# Task data start

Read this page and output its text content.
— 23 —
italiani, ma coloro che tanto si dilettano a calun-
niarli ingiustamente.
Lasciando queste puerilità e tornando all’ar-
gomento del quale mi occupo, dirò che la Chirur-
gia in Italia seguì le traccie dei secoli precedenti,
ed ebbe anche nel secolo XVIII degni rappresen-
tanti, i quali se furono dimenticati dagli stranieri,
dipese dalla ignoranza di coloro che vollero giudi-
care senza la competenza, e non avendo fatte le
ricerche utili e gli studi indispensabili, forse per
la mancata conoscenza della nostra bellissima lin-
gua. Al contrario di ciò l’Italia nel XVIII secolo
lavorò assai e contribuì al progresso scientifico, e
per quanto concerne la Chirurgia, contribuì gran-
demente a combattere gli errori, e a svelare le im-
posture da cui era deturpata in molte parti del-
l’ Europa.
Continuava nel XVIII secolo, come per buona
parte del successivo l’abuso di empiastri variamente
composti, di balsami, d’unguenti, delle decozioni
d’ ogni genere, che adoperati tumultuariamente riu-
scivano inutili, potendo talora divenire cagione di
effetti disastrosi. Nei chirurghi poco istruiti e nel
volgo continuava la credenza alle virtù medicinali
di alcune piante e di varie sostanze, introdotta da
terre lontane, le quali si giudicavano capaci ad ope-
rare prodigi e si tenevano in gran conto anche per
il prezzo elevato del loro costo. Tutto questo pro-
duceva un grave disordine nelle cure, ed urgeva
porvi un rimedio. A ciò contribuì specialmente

# Task data end

▶ [Problem to work on]:
Print the material above once more, exactly.

▶ [Problem solution]:
Read this page and output its text content.
— 23 —
italiani, ma coloro che tanto si dilettano a calun-
niarli ingiustamente.
Lasciando queste puerilità e tornando all’ar-
gomento del quale mi occupo, dirò che la Chirur-
gia in Italia seguì le traccie dei secoli precedenti,
ed ebbe anche nel secolo XVIII degni rappresen-
tanti, i quali se furono dimenticati dagli stranieri,
dipese dalla ignoranza di coloro che vollero giudi-
care senza la competenza, e non avendo fatte le
ricerche utili e gli studi indispensabili, forse per
la mancata conoscenza della nostra bellissima lin-
gua. Al contrario di ciò l’Italia nel XVIII secolo
lavorò assai e contribuì al progresso scientifico, e
per quanto concerne la Chirurgia, contribuì gran-
demente a combattere gli errori, e a svelare le im-
posture da cui era deturpata in molte parti del-
l’ Europa.
Continuava nel XVIII secolo, come per buona
parte del successivo l’abuso di empiastri variamente
composti, di balsami, d’unguenti, delle decozioni
d’ ogni genere, che adoperati tumultuariamente riu-
scivano inutili, potendo talora divenire cagione di
effetti disastrosi. Nei chirurghi poco istruiti e nel
volgo continuava la credenza alle virtù medicinali
di alcune piante e di varie sostanze, introdotta da
terre lontane, le quali si giudicavano capaci ad ope-
rare prodigi e si tenevano in gran conto anche per
il prezzo elevato del loro costo. Tutto questo pro-
duceva un grave disordine nelle cure, ed urgeva
porvi un rimedio. A ciò contribuì specialmente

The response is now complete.